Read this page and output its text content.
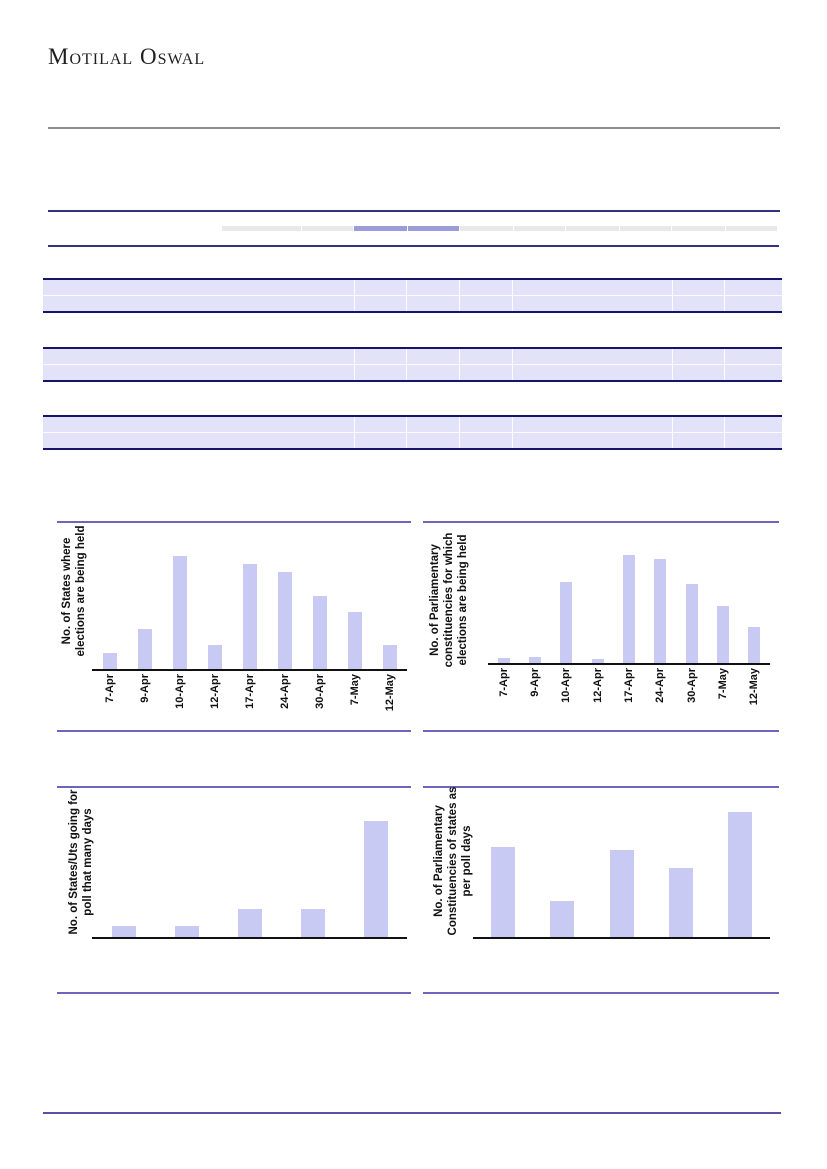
Motilal Oswal
No. of States where elections are being held
7-Apr 9-Apr 10-Apr 12-Apr 17-Apr 24-Apr 30-Apr 7-May 12-May
No. of Parliamentary constituencies for which elections are being held
7-Apr 9-Apr 10-Apr 12-Apr 17-Apr 24-Apr 30-Apr 7-May 12-May
No. of States/Uts going for poll that many days	No. of Parliamentary Constituencies of states as per poll days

****************************************

_Stated problem_
Can the entries above be repeated exactly, without their pictures?

_Written response_
Read this page and output its text content.
Motilal Oswal
No. of States where elections are being held
7-Apr 9-Apr 10-Apr 12-Apr 17-Apr 24-Apr 30-Apr 7-May 12-May
No. of Parliamentary constituencies for which elections are being held
7-Apr 9-Apr 10-Apr 12-Apr 17-Apr 24-Apr 30-Apr 7-May 12-May
No. of States/Uts going for poll that many days	No. of Parliamentary Constituencies of states as per poll days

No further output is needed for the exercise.